*Exercise details:* Repeat the material in full. Keep every line exactly as it is.

*Record list:*
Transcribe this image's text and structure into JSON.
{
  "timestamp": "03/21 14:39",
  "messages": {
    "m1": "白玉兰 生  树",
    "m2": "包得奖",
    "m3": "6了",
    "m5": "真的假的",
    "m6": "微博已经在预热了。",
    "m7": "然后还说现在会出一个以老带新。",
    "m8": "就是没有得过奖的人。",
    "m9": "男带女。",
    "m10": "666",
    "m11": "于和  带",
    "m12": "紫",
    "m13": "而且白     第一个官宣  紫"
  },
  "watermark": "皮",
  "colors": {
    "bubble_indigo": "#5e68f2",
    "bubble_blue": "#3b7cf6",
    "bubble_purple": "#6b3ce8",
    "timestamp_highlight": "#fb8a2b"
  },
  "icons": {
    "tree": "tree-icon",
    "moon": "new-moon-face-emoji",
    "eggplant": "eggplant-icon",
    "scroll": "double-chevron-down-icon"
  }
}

*Result of the exercise:*
Transcribe this image's text and structure into JSON.
{
  "timestamp": "03/21 14:39",
  "messages": {
    "m1": "白玉兰 生  树",
    "m2": "包得奖",
    "m3": "6了",
    "m5": "真的假的",
    "m6": "微博已经在预热了。",
    "m7": "然后还说现在会出一个以老带新。",
    "m8": "就是没有得过奖的人。",
    "m9": "男带女。",
    "m10": "666",
    "m11": "于和  带",
    "m12": "紫",
    "m13": "而且白     第一个官宣  紫"
  },
  "watermark": "皮",
  "colors": {
    "bubble_indigo": "#5e68f2",
    "bubble_blue": "#3b7cf6",
    "bubble_purple": "#6b3ce8",
    "timestamp_highlight": "#fb8a2b"
  },
  "icons": {
    "tree": "tree-icon",
    "moon": "new-moon-face-emoji",
    "eggplant": "eggplant-icon",
    "scroll": "double-chevron-down-icon"
  }
}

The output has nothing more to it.